What the task requires: In the forum posts, which adjectives does Ellisandra list as hoping her father would think and say about her before "beautiful"?

Reading passage:

Ellisandra · 03/04/2017 13:29

I would have liked it if my father had said he loved me.

There's a hell of a lot more adjectives I'd hope he'd think and say about me before he reached beautiful though.

Funny, kind, clever, brave, thoughtful, reliable...

All things that I choose to be rather than just how I was born.

Katedotness1963 · 03/04/2017 13:29

No, never. He was good at pointing out our faults though. Apparently we had a lot of them.

My husband and I went back to visit them after not being back for about six years. When it was just my dad and me in the house he sat beside me, patted my knee and asked "what's worse than a daughter and a wife?" No, idea, dad. "A daughter, a wife and a son in law". For the first time in my life I spoke up for myself and told him I could guarantee two of the three would not be a bother to him again. I cut him off completely after my mum died.

Entries shown:

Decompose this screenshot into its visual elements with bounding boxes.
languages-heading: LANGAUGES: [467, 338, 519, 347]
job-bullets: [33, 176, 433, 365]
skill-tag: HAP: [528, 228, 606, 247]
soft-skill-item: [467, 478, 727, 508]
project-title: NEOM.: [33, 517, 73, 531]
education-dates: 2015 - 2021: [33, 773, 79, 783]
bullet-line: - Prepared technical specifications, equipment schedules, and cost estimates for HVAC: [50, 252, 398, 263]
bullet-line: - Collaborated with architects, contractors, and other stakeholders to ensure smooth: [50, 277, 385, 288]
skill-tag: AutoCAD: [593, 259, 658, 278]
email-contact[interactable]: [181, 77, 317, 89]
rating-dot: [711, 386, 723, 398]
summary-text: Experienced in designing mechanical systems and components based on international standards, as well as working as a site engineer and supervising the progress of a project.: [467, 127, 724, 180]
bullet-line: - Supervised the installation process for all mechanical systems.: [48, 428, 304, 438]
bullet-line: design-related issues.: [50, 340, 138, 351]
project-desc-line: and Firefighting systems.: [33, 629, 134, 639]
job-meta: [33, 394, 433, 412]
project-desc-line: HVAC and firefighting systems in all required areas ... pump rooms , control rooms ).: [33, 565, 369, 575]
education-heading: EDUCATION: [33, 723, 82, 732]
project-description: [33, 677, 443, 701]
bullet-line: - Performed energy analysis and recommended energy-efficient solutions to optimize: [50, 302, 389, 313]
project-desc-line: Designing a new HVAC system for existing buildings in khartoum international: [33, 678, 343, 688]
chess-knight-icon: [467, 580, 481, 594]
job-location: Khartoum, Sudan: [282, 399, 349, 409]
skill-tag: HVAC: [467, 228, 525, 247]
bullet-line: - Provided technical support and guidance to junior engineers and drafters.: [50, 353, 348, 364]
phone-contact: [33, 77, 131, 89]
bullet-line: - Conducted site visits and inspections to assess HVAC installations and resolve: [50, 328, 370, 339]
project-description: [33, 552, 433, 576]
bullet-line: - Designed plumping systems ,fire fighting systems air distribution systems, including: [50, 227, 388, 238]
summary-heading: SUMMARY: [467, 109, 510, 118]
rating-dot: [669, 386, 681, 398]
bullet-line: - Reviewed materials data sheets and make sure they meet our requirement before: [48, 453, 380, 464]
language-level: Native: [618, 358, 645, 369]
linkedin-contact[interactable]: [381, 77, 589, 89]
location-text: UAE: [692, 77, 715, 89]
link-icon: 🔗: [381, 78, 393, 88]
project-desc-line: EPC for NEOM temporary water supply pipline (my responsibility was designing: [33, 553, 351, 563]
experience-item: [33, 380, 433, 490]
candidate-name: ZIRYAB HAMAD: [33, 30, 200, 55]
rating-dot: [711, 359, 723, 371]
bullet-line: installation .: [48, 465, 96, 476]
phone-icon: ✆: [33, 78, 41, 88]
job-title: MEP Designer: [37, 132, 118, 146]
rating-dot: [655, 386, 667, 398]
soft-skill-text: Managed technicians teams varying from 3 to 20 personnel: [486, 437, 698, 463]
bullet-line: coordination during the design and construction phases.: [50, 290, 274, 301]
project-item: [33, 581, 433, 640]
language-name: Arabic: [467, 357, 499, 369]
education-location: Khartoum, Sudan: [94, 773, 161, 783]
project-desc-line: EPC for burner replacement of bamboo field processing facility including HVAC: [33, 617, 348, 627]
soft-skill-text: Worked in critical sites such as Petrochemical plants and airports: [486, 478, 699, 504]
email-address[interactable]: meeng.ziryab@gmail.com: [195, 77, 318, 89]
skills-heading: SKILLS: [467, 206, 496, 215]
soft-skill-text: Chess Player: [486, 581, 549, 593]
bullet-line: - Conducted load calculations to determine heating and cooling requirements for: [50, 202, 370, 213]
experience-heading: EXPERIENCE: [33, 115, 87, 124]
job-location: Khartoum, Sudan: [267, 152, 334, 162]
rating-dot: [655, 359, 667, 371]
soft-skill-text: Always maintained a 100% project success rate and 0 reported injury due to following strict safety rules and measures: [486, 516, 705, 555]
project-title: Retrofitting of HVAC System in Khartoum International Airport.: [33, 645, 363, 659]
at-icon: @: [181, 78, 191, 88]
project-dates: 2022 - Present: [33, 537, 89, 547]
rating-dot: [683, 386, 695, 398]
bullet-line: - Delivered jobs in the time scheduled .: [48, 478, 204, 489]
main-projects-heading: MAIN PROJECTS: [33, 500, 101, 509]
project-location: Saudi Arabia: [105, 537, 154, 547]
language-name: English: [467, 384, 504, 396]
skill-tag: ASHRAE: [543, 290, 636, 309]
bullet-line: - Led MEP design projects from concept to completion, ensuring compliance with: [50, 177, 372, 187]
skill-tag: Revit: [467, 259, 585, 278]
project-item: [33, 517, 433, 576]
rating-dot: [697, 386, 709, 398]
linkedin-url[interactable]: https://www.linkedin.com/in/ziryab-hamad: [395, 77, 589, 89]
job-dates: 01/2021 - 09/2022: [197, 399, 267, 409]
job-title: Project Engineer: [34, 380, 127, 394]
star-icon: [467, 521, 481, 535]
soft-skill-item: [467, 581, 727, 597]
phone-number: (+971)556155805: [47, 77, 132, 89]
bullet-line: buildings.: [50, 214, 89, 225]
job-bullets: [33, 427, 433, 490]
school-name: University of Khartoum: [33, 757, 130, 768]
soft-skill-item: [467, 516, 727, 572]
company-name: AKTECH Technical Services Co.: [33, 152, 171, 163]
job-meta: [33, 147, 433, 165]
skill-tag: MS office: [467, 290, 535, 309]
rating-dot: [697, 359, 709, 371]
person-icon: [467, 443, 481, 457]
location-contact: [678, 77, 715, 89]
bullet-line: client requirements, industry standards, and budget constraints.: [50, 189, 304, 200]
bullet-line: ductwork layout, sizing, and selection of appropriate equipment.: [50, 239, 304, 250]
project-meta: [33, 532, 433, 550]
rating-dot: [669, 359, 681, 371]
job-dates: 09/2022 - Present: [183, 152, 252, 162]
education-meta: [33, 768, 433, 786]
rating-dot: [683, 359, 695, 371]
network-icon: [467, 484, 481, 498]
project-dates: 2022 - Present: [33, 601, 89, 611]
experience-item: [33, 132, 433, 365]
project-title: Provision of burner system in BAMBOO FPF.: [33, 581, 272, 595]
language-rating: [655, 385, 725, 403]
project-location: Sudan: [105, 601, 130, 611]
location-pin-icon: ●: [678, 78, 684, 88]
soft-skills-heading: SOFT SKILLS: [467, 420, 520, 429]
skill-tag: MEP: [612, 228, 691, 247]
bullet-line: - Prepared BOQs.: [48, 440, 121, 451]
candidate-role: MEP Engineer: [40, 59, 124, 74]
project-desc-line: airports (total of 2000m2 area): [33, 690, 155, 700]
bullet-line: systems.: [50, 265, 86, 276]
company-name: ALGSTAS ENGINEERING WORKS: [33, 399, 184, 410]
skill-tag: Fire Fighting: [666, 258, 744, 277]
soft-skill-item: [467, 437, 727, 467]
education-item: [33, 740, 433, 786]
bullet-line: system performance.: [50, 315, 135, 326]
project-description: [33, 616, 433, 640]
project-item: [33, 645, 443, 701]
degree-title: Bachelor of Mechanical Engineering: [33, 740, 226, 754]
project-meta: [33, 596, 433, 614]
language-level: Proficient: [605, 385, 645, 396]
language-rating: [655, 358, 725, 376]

Exercise response: Funny, kind, clever, brave, thoughtful, and reliable.